[Records for processing]
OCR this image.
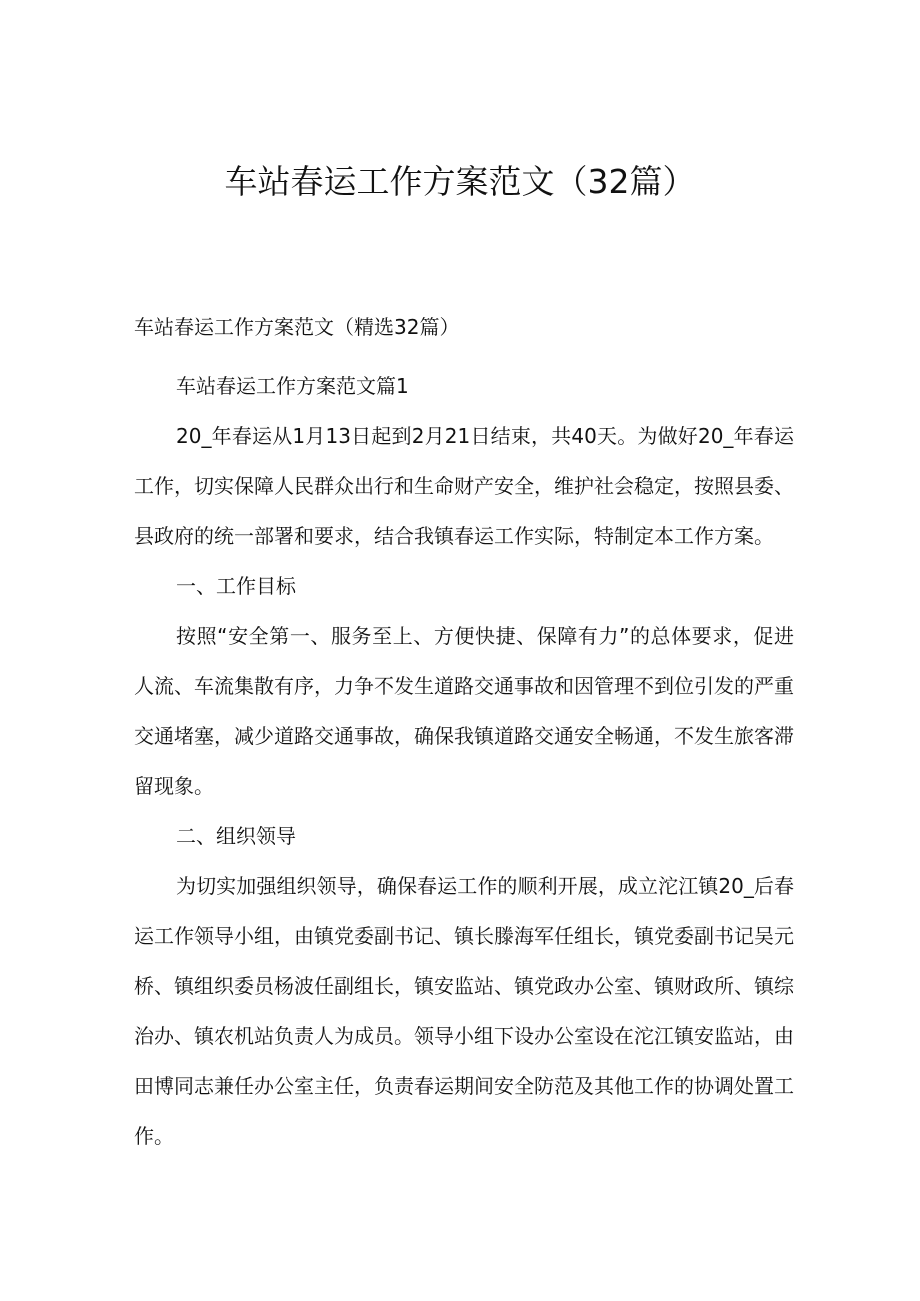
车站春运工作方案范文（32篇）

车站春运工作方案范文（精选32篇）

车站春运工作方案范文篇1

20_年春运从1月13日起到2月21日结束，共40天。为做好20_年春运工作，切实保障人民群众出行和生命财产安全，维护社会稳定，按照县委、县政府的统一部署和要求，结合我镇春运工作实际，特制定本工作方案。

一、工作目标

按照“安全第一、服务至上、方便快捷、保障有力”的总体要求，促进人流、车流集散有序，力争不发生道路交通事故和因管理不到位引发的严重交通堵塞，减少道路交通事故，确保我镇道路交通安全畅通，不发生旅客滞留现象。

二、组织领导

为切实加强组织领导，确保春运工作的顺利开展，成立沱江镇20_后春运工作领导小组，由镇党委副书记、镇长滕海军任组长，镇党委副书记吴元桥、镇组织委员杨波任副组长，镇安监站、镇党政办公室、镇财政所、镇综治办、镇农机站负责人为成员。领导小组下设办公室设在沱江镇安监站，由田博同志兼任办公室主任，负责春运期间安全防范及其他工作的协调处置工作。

[Your instructions]
All of the entries need to be transcribed word for word; pictures are left out.

[Task solution]
OCR this image.
车站春运工作方案范文（32篇）

车站春运工作方案范文（精选32篇）

车站春运工作方案范文篇1

20_年春运从1月13日起到2月21日结束，共40天。为做好20_年春运工作，切实保障人民群众出行和生命财产安全，维护社会稳定，按照县委、县政府的统一部署和要求，结合我镇春运工作实际，特制定本工作方案。

一、工作目标

按照“安全第一、服务至上、方便快捷、保障有力”的总体要求，促进人流、车流集散有序，力争不发生道路交通事故和因管理不到位引发的严重交通堵塞，减少道路交通事故，确保我镇道路交通安全畅通，不发生旅客滞留现象。

二、组织领导

为切实加强组织领导，确保春运工作的顺利开展，成立沱江镇20_后春运工作领导小组，由镇党委副书记、镇长滕海军任组长，镇党委副书记吴元桥、镇组织委员杨波任副组长，镇安监站、镇党政办公室、镇财政所、镇综治办、镇农机站负责人为成员。领导小组下设办公室设在沱江镇安监站，由田博同志兼任办公室主任，负责春运期间安全防范及其他工作的协调处置工作。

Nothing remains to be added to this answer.